Exercise goal: Scan the data. Collect each line that contains the word "workflow".

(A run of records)
========================
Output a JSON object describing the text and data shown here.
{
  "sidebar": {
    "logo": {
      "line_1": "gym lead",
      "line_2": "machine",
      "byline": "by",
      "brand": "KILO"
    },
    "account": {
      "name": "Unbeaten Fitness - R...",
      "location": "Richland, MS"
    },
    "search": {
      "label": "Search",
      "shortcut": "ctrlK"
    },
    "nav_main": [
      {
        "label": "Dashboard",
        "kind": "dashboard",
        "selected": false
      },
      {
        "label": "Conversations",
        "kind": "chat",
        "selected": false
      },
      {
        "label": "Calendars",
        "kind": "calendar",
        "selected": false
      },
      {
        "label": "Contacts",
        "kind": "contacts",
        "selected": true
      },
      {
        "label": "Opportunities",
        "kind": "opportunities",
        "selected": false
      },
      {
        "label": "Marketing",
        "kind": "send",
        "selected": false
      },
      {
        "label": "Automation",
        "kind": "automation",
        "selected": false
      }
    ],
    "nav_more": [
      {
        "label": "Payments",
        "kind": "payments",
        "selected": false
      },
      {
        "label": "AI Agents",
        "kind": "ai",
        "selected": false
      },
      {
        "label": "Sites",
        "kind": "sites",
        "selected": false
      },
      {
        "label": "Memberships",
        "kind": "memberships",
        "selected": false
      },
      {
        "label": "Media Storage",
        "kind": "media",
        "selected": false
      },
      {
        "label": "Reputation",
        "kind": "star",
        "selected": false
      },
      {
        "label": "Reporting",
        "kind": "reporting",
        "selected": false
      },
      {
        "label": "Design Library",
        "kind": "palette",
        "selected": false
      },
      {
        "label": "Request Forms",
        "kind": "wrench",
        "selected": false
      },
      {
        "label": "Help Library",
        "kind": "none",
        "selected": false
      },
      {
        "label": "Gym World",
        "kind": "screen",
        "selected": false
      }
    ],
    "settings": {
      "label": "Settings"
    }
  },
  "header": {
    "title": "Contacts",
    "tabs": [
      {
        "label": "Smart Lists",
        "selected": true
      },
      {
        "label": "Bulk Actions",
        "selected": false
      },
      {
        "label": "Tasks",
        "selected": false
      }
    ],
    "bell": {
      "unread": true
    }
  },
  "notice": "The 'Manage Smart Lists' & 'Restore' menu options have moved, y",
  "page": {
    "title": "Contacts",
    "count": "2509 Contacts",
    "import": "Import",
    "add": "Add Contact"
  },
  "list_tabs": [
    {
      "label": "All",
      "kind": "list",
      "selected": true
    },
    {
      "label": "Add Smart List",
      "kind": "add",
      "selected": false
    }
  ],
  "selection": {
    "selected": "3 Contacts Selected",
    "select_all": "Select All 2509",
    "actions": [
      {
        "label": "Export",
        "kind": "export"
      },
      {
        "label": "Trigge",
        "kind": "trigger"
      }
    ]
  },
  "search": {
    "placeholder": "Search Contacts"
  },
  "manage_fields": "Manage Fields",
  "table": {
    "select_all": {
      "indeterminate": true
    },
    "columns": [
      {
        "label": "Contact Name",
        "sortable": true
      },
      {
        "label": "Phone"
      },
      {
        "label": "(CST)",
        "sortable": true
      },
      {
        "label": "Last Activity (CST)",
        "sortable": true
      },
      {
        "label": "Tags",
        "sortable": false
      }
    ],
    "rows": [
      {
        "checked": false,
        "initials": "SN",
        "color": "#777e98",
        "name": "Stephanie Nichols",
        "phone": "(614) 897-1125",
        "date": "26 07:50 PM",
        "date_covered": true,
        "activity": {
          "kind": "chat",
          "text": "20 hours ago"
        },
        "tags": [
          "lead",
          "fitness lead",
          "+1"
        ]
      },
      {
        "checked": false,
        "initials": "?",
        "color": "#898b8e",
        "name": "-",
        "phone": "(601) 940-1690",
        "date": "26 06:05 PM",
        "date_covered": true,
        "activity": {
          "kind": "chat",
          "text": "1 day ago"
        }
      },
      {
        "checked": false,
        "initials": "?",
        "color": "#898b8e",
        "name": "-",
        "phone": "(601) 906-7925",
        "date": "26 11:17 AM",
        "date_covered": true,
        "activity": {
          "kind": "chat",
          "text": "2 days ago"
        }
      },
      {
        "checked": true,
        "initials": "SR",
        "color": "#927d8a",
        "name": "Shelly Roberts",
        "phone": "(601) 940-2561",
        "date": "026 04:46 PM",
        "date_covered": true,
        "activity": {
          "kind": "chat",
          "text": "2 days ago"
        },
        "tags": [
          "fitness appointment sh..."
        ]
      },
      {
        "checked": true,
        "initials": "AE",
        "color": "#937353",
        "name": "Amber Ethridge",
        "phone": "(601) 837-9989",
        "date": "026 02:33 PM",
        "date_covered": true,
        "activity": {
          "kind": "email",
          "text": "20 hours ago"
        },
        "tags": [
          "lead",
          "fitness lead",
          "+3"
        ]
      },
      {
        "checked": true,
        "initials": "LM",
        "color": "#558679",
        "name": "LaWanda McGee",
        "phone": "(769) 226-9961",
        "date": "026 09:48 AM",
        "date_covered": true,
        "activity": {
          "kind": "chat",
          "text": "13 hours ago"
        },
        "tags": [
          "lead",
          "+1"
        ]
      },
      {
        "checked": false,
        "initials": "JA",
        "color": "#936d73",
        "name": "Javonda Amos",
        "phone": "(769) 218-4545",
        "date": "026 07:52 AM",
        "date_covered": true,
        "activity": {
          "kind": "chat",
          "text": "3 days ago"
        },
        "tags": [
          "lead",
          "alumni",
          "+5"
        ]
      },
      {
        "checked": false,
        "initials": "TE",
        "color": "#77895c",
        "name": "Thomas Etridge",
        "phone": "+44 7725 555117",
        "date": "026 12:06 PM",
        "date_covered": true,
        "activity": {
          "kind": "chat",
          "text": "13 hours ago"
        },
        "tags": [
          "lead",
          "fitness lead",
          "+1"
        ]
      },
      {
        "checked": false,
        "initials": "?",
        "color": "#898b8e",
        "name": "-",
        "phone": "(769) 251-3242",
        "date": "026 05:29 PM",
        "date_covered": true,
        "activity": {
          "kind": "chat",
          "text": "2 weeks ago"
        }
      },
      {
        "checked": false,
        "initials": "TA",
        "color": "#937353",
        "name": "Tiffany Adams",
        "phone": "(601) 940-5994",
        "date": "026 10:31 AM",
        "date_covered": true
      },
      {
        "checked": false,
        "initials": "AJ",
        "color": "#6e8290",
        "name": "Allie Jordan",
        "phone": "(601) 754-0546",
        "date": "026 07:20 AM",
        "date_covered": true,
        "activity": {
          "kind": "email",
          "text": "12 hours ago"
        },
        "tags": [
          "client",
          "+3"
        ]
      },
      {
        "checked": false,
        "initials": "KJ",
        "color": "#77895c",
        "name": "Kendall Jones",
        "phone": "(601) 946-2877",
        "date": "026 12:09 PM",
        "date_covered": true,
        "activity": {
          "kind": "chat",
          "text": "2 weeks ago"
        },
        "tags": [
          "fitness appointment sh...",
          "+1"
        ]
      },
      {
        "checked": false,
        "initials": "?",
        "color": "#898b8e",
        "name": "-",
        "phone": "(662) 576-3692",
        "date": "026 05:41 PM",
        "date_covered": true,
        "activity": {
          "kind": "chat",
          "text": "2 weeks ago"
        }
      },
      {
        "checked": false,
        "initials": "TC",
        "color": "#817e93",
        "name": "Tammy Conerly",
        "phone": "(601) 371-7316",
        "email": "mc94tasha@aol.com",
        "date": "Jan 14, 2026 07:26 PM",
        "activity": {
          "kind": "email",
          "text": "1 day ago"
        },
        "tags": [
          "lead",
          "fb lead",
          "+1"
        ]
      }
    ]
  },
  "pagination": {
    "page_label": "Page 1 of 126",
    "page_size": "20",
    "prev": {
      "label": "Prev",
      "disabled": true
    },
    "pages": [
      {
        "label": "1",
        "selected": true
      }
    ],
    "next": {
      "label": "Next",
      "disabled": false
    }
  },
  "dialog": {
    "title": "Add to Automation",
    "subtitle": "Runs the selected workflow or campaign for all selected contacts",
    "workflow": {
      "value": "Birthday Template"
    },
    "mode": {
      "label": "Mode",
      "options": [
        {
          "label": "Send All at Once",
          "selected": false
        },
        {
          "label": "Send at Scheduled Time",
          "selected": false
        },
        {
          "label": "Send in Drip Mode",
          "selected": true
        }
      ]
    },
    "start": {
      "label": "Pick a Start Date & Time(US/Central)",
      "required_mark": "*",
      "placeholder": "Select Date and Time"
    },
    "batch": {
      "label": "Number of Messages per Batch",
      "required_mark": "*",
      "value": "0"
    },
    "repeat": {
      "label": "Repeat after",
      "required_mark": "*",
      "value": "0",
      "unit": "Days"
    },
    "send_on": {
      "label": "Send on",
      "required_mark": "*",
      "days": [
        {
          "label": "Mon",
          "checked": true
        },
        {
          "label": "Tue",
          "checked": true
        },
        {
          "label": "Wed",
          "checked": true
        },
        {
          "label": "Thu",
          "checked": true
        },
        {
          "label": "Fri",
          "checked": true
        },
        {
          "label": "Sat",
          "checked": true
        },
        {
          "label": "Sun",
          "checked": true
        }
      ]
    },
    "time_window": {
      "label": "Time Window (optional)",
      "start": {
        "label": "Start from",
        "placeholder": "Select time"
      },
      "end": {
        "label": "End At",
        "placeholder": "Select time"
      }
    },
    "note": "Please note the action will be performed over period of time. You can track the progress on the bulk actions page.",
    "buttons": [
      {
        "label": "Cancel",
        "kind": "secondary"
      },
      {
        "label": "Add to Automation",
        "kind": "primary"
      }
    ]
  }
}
========================
Problem solution:
    "subtitle": "Runs the selected workflow or campaign for all selected contacts",
    "workflow": {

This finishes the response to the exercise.